• TASK TO COMPLETE
Reproduce all lines of the listing below in which the word "description" occurs.

• RECORDS SUPPLIED
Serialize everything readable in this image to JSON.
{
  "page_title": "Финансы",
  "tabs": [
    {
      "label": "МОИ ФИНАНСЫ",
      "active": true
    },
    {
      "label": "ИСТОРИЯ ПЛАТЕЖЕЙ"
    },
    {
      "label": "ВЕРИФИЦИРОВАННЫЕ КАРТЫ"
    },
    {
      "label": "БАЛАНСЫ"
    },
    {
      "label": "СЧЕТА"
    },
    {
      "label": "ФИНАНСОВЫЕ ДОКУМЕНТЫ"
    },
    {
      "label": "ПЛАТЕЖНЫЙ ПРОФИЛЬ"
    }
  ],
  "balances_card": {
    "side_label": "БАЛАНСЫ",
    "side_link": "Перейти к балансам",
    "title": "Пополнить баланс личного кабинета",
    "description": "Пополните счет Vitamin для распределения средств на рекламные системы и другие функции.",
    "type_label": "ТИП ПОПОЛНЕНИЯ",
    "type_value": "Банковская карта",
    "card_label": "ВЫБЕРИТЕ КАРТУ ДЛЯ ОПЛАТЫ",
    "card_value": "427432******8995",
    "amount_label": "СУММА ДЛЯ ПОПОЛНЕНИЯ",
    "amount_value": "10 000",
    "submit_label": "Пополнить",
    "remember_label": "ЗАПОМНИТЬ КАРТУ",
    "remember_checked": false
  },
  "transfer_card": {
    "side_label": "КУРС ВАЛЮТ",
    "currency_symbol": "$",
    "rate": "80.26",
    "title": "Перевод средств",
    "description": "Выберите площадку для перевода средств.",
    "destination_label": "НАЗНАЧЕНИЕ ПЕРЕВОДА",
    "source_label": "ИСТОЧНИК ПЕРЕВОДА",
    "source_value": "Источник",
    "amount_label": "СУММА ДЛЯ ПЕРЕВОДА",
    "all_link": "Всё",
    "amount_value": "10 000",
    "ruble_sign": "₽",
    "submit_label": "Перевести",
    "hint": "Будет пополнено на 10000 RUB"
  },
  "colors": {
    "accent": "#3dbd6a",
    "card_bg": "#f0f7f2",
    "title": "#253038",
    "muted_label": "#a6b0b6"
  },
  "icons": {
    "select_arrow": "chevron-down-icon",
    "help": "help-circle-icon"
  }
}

• WRITTEN SOLUTION
    "description": "Пополните счет Vitamin для распределения средств на рекламные системы и другие функции.",
    "description": "Выберите площадку для перевода средств.",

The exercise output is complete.